## REQUIREMENT
Return every entry exactly as written.

Dataset items:
━━━━━━━━

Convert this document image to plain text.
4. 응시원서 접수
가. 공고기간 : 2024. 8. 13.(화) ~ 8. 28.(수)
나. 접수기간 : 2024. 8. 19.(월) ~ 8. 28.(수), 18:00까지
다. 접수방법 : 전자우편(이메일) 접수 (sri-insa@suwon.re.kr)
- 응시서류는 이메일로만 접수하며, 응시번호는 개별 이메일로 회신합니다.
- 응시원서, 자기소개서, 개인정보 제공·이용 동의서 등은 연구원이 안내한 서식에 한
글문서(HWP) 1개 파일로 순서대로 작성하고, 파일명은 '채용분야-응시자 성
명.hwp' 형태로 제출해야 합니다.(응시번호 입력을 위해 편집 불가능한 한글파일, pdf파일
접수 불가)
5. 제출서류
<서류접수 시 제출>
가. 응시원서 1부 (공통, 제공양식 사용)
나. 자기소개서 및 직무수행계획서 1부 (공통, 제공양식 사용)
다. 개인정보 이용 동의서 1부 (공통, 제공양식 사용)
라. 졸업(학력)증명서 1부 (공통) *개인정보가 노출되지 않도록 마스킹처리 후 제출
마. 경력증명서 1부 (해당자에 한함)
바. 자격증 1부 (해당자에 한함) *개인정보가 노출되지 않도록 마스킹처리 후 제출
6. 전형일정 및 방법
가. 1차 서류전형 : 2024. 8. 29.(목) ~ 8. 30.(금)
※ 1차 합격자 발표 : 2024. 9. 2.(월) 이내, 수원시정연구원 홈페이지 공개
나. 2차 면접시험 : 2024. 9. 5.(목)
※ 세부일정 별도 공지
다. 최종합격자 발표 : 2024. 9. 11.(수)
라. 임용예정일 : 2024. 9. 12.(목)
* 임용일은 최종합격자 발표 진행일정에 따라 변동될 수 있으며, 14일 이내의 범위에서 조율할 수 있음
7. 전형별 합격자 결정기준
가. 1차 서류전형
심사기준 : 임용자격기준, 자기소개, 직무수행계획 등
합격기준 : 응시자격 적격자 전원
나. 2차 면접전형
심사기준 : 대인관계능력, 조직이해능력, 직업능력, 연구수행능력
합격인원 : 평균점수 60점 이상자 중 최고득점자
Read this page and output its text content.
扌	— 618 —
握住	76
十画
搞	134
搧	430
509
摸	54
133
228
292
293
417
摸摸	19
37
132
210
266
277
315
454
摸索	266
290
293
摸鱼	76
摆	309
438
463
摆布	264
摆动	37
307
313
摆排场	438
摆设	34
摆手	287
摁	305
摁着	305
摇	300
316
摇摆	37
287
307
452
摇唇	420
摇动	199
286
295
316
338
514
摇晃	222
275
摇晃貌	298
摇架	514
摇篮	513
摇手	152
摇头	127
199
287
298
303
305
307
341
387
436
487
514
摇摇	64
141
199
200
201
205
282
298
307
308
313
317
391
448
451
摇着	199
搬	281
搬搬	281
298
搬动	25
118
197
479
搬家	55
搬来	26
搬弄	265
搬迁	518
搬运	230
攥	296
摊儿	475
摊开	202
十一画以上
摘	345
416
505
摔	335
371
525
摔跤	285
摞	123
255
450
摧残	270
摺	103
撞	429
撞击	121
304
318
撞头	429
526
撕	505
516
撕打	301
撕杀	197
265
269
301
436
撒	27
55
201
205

━━━━━━━━

## EXERCISE OUTPUT
Convert this document image to plain text.
4. 응시원서 접수
가. 공고기간 : 2024. 8. 13.(화) ~ 8. 28.(수)
나. 접수기간 : 2024. 8. 19.(월) ~ 8. 28.(수), 18:00까지
다. 접수방법 : 전자우편(이메일) 접수 (sri-insa@suwon.re.kr)
- 응시서류는 이메일로만 접수하며, 응시번호는 개별 이메일로 회신합니다.
- 응시원서, 자기소개서, 개인정보 제공·이용 동의서 등은 연구원이 안내한 서식에 한
글문서(HWP) 1개 파일로 순서대로 작성하고, 파일명은 '채용분야-응시자 성
명.hwp' 형태로 제출해야 합니다.(응시번호 입력을 위해 편집 불가능한 한글파일, pdf파일
접수 불가)
5. 제출서류
<서류접수 시 제출>
가. 응시원서 1부 (공통, 제공양식 사용)
나. 자기소개서 및 직무수행계획서 1부 (공통, 제공양식 사용)
다. 개인정보 이용 동의서 1부 (공통, 제공양식 사용)
라. 졸업(학력)증명서 1부 (공통) *개인정보가 노출되지 않도록 마스킹처리 후 제출
마. 경력증명서 1부 (해당자에 한함)
바. 자격증 1부 (해당자에 한함) *개인정보가 노출되지 않도록 마스킹처리 후 제출
6. 전형일정 및 방법
가. 1차 서류전형 : 2024. 8. 29.(목) ~ 8. 30.(금)
※ 1차 합격자 발표 : 2024. 9. 2.(월) 이내, 수원시정연구원 홈페이지 공개
나. 2차 면접시험 : 2024. 9. 5.(목)
※ 세부일정 별도 공지
다. 최종합격자 발표 : 2024. 9. 11.(수)
라. 임용예정일 : 2024. 9. 12.(목)
* 임용일은 최종합격자 발표 진행일정에 따라 변동될 수 있으며, 14일 이내의 범위에서 조율할 수 있음
7. 전형별 합격자 결정기준
가. 1차 서류전형
심사기준 : 임용자격기준, 자기소개, 직무수행계획 등
합격기준 : 응시자격 적격자 전원
나. 2차 면접전형
심사기준 : 대인관계능력, 조직이해능력, 직업능력, 연구수행능력
합격인원 : 평균점수 60점 이상자 중 최고득점자
Read this page and output its text content.
扌	— 618 —
握住	76
十画
搞	134
搧	430
509
摸	54
133
228
292
293
417
摸摸	19
37
132
210
266
277
315
454
摸索	266
290
293
摸鱼	76
摆	309
438
463
摆布	264
摆动	37
307
313
摆排场	438
摆设	34
摆手	287
摁	305
摁着	305
摇	300
316
摇摆	37
287
307
452
摇唇	420
摇动	199
286
295
316
338
514
摇晃	222
275
摇晃貌	298
摇架	514
摇篮	513
摇手	152
摇头	127
199
287
298
303
305
307
341
387
436
487
514
摇摇	64
141
199
200
201
205
282
298
307
308
313
317
391
448
451
摇着	199
搬	281
搬搬	281
298
搬动	25
118
197
479
搬家	55
搬来	26
搬弄	265
搬迁	518
搬运	230
攥	296
摊儿	475
摊开	202
十一画以上
摘	345
416
505
摔	335
371
525
摔跤	285
摞	123
255
450
摧残	270
摺	103
撞	429
撞击	121
304
318
撞头	429
526
撕	505
516
撕打	301
撕杀	197
265
269
301
436
撒	27
55
201
205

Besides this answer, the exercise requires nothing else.